▶ What you will do
In the entries below, find the lines with the word "values" and copy them.

▶ Data provided
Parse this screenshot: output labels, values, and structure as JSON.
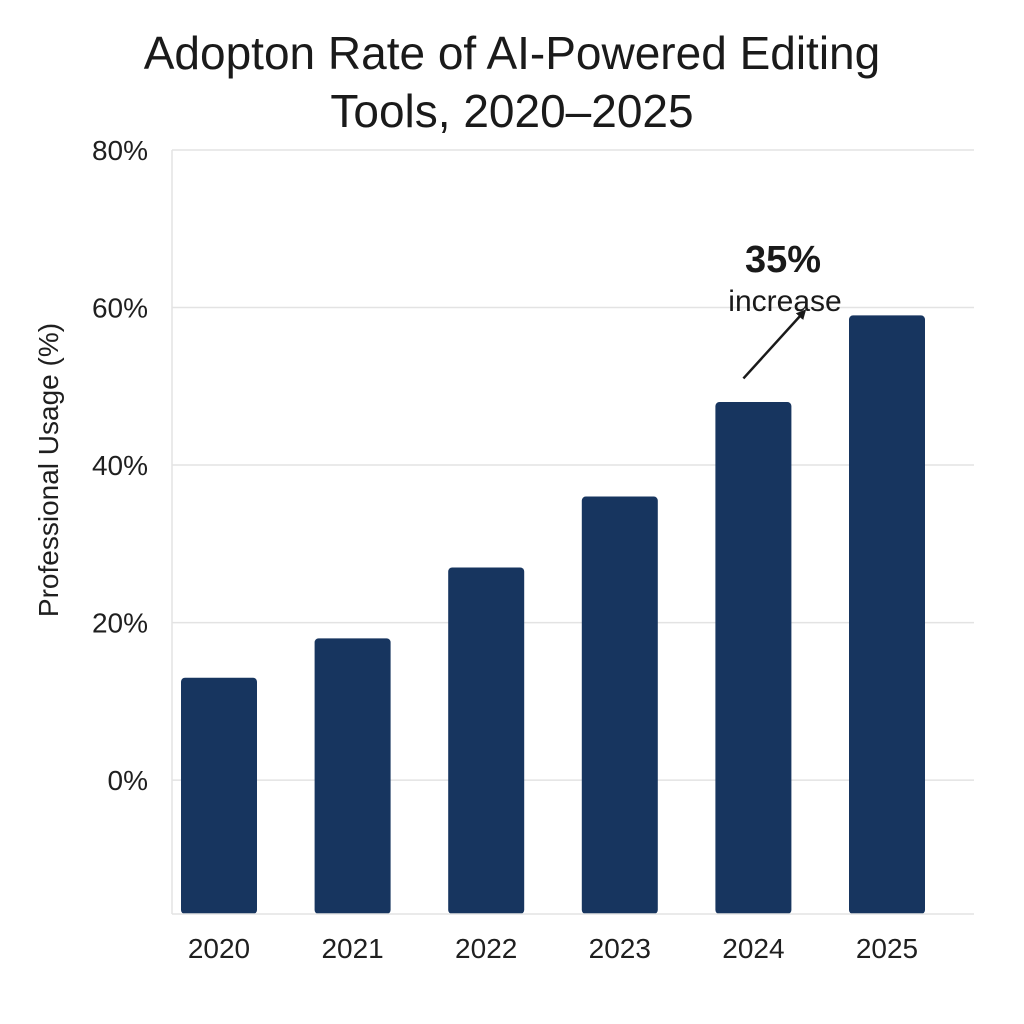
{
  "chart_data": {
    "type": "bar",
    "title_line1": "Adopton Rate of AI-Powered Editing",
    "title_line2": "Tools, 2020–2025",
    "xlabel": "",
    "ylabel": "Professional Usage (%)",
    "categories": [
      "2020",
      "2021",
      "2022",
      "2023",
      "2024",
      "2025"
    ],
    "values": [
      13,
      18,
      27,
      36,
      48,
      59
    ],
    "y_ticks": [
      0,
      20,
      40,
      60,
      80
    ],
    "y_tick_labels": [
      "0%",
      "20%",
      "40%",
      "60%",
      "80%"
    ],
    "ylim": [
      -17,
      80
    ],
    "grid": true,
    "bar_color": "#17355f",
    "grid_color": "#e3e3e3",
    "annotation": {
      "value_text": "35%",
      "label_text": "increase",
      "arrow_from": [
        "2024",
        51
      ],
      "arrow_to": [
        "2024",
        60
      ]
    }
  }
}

▶ Task solution
Parse this screenshot: output labels, values, and structure as JSON.
    "values": [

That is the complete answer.